::: Supplied records

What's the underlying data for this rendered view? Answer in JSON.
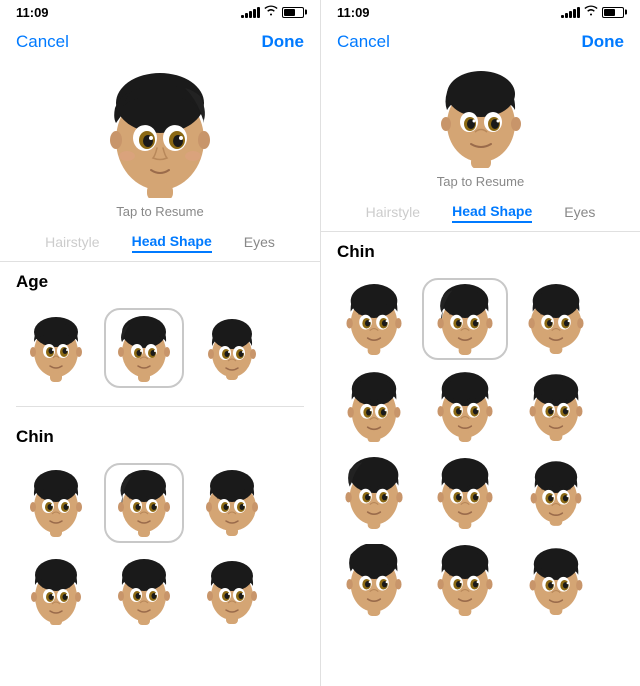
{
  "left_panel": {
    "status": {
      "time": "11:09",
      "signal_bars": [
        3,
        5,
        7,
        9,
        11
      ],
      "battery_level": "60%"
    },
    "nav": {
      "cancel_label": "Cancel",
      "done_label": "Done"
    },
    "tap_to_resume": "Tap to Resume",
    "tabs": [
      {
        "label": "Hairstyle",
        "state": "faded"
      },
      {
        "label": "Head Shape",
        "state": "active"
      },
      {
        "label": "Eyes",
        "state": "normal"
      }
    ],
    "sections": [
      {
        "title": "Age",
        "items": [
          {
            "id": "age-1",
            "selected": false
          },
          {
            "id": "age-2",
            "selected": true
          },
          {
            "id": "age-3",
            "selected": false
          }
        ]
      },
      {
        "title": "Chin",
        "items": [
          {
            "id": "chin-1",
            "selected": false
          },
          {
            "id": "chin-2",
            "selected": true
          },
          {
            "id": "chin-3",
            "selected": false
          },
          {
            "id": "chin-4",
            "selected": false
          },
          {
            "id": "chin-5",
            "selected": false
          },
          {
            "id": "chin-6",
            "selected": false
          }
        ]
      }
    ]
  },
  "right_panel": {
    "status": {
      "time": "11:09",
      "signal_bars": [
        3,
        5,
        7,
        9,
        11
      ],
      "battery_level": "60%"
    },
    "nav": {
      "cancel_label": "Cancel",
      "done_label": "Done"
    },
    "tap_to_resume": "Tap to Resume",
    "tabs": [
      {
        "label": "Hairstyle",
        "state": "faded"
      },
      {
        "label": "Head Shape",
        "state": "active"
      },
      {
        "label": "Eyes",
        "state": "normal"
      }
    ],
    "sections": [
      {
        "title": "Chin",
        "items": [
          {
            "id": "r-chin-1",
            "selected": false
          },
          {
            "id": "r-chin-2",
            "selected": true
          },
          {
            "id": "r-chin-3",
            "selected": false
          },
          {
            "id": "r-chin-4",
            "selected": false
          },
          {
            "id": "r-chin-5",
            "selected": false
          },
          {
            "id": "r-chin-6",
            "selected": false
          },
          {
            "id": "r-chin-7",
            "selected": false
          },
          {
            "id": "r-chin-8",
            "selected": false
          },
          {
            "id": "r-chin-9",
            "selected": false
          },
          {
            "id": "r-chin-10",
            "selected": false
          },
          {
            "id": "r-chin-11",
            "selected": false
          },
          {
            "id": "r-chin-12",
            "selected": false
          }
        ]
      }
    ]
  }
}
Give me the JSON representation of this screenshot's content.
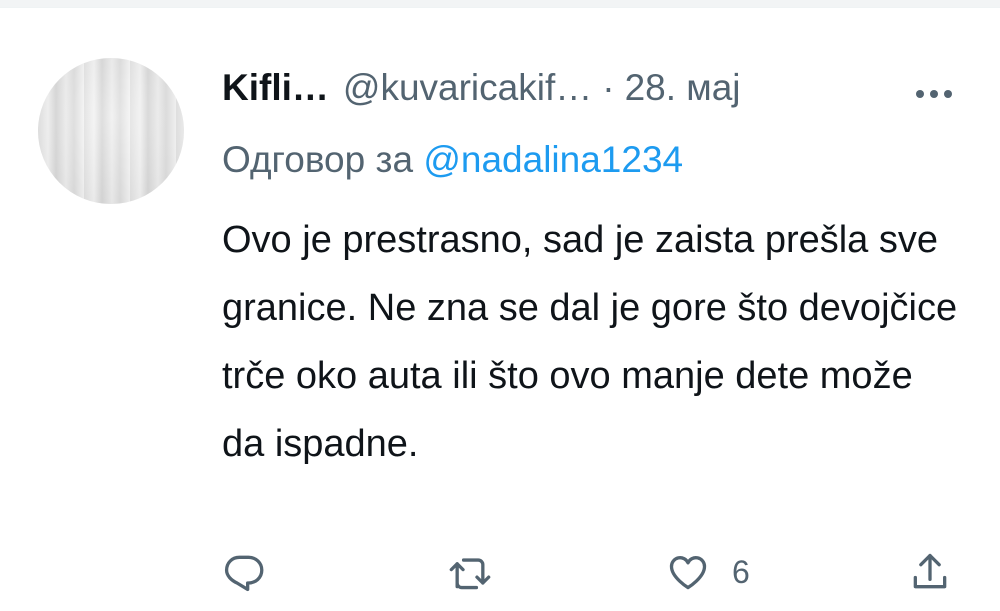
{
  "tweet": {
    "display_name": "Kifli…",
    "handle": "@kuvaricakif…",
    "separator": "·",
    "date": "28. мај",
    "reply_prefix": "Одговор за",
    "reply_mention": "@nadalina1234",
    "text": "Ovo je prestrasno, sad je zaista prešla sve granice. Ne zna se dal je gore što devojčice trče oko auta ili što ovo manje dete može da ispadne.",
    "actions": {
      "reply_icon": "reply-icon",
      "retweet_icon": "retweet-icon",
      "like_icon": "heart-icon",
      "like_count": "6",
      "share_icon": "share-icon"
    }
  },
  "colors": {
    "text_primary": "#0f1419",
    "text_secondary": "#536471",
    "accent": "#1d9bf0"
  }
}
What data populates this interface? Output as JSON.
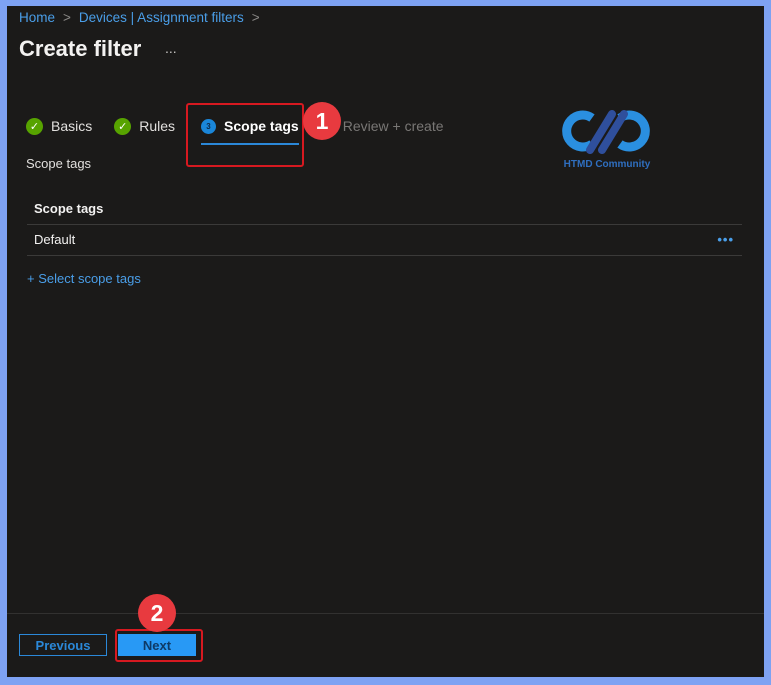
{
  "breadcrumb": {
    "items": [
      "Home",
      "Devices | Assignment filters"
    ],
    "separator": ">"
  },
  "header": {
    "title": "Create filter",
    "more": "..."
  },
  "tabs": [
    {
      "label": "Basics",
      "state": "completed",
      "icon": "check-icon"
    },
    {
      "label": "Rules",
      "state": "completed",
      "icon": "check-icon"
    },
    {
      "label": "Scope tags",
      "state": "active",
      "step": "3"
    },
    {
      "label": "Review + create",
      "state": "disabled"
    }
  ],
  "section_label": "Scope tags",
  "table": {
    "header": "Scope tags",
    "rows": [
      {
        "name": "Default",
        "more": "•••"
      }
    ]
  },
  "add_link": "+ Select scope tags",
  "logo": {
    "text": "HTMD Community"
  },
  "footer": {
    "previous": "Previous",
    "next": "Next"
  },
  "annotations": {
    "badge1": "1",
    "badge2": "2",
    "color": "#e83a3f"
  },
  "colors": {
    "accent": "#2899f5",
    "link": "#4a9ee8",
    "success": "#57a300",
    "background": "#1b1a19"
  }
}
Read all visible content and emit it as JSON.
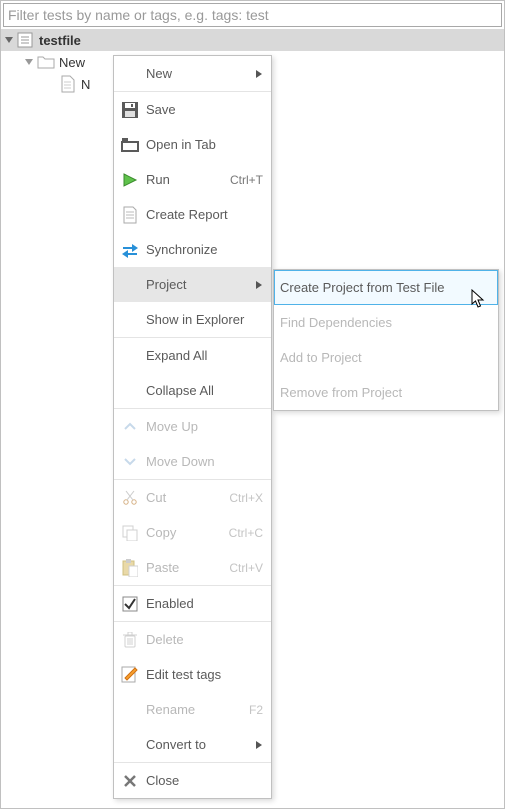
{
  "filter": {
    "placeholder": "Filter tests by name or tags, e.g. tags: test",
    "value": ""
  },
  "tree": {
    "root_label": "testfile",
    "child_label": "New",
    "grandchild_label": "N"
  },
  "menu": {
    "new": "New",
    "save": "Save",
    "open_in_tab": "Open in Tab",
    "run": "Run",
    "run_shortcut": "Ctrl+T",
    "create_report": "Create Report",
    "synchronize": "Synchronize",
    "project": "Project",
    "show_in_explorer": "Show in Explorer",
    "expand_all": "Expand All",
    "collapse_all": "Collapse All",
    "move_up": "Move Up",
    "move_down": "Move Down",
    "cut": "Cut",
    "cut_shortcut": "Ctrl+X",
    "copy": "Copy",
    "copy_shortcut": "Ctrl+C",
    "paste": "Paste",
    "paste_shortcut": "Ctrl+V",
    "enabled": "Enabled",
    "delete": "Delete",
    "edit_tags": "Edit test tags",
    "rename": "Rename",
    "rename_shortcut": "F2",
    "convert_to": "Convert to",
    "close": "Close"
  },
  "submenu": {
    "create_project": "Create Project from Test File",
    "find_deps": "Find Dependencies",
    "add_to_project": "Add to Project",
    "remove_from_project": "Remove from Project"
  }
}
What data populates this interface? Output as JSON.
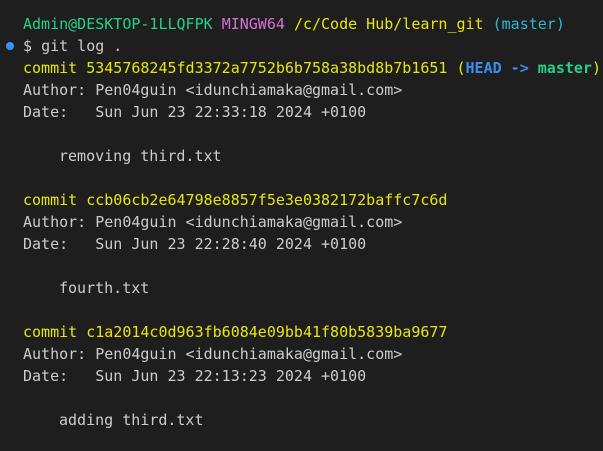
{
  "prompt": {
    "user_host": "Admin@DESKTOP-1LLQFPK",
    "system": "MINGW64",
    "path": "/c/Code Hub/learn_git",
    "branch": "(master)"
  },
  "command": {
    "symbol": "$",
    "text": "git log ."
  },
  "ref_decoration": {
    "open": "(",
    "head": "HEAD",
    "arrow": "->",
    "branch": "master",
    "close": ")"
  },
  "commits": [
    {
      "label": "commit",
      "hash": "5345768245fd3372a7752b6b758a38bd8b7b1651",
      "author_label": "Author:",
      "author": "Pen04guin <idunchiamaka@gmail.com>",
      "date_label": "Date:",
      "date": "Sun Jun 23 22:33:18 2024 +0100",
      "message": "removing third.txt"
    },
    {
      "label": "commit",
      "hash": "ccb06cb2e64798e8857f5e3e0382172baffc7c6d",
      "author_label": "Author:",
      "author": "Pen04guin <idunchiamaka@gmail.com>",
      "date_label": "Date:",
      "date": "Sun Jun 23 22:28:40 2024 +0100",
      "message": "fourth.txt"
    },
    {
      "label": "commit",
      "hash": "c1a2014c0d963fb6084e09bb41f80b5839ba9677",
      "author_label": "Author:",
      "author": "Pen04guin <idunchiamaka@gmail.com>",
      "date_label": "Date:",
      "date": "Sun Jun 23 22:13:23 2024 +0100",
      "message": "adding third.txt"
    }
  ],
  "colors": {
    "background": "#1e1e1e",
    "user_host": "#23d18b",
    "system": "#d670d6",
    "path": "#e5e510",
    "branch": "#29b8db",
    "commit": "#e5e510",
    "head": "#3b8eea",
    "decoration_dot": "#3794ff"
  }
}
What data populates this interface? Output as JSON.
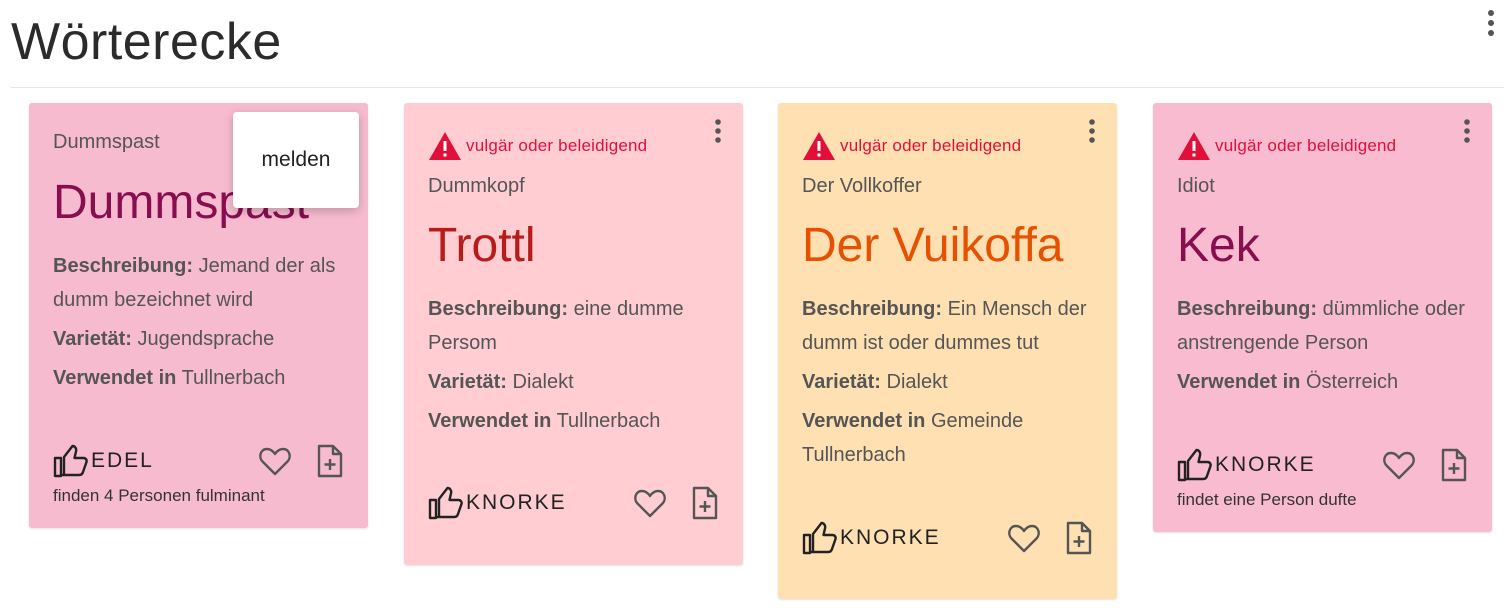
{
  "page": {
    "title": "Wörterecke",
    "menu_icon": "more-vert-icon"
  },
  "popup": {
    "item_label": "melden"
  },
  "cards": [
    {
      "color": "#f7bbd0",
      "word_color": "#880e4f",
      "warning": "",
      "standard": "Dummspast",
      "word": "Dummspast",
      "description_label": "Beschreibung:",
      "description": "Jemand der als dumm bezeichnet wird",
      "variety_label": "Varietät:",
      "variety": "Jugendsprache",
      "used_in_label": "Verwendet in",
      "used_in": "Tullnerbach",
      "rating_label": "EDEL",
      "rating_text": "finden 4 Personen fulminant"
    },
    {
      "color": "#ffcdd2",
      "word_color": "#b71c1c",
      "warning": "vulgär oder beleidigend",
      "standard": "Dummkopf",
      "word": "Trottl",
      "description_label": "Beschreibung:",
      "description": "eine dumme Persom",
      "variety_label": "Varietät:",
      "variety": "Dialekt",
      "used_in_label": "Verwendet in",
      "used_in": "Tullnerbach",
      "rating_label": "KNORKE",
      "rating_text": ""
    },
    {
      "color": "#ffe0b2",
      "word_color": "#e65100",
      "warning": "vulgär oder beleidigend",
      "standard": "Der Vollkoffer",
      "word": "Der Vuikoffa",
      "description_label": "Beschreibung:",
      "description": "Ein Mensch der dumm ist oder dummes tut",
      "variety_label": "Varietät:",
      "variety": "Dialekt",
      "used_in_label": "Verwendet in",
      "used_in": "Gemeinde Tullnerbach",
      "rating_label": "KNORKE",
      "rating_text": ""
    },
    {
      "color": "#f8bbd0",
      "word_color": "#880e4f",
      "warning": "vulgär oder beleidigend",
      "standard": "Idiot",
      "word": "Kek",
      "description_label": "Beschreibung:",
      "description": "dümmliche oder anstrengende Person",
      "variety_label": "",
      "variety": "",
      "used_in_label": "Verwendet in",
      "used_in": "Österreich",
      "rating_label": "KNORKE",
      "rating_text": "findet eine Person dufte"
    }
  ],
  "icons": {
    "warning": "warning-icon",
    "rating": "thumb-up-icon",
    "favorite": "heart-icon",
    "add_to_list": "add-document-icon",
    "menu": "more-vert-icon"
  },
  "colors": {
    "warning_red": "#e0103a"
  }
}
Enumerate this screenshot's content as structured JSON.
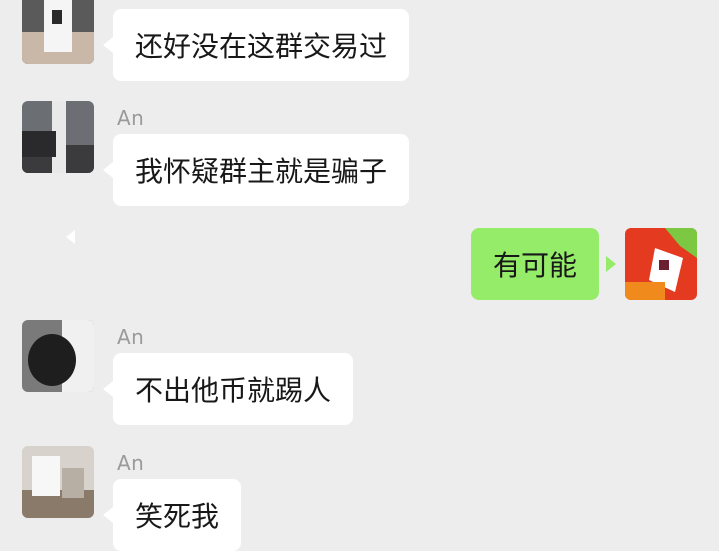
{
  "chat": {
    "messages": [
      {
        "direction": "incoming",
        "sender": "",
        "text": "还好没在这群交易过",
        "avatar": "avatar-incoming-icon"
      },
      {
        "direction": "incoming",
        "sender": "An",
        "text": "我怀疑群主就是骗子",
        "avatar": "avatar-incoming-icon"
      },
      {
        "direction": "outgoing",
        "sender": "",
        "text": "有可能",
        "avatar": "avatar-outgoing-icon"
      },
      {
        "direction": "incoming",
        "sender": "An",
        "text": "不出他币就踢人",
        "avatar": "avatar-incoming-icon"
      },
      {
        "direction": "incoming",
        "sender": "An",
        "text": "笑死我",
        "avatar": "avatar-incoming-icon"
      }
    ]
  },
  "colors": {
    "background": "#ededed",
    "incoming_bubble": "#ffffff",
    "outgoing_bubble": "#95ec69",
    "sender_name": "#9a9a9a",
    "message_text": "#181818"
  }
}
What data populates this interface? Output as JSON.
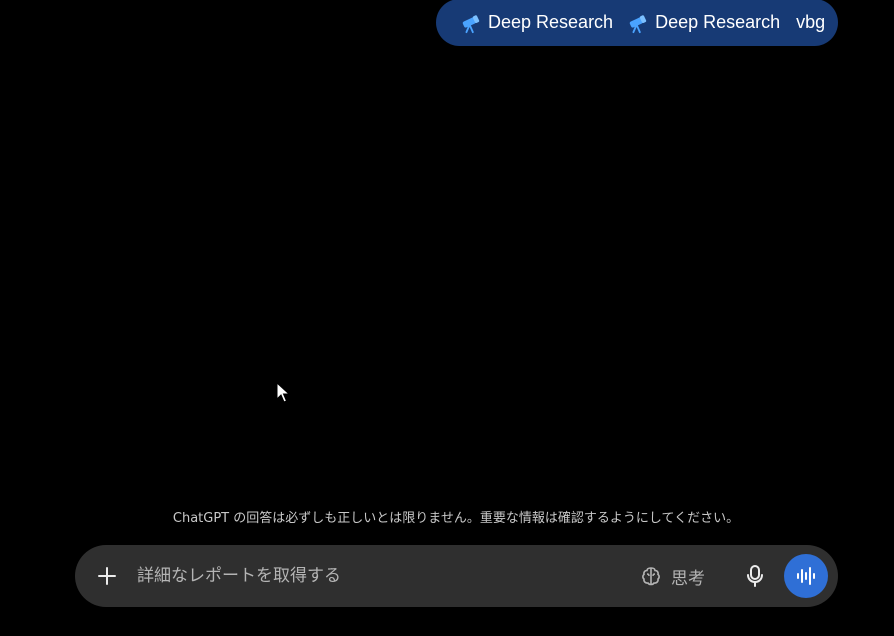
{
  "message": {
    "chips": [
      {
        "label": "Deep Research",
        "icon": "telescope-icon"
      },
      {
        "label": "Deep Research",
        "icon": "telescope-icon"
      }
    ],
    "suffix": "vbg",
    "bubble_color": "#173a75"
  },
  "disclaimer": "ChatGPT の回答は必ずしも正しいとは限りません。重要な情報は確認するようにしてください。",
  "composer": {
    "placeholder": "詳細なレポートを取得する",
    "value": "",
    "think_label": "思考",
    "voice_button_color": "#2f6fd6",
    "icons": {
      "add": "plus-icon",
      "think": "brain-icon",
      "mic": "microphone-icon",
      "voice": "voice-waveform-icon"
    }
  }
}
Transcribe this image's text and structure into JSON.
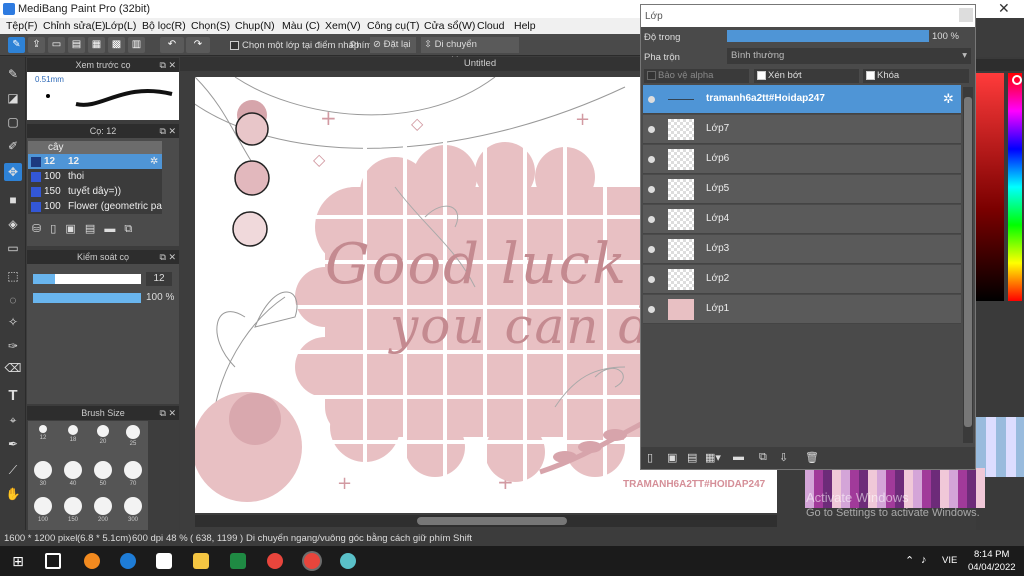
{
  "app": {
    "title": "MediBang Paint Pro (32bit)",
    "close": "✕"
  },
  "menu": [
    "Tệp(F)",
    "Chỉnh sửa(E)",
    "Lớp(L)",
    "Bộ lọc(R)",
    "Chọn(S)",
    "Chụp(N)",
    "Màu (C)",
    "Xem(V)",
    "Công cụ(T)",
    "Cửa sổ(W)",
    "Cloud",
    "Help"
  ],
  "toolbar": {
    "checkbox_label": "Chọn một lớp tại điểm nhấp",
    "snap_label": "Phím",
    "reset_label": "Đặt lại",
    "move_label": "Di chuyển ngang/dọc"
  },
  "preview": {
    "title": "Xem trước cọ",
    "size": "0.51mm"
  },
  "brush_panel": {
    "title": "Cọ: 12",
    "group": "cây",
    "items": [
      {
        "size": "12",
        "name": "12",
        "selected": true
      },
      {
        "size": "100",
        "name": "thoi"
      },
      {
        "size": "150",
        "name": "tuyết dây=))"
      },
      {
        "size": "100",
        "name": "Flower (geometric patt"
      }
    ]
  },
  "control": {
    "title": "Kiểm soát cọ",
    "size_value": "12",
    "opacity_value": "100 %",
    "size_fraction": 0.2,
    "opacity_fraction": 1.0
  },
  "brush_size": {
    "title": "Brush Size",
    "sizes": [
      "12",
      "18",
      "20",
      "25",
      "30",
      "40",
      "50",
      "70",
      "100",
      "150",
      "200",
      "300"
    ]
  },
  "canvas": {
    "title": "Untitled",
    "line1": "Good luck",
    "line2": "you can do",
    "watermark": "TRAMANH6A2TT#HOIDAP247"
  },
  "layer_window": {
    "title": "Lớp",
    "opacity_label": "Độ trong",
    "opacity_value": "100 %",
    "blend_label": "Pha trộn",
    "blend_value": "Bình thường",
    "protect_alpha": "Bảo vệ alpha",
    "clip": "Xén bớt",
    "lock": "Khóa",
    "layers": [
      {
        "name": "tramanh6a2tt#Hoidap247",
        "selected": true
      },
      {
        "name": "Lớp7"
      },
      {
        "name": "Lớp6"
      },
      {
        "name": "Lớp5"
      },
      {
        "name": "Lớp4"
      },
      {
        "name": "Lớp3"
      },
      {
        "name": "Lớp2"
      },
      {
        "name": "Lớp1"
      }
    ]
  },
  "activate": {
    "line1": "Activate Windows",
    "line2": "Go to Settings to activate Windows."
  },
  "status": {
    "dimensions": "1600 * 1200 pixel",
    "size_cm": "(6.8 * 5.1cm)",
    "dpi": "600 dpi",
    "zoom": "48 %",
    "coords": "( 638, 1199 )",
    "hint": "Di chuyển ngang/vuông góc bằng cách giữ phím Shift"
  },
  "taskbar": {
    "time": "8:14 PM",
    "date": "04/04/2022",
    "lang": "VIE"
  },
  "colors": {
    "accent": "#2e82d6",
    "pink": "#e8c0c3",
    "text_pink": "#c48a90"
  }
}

::::::

*Given instruction*
Return a copy of every line that includes the word "path".

*Response to this exercise*
    "path": "/c/Code Hub/learn_git",
    "path": "#e5e510",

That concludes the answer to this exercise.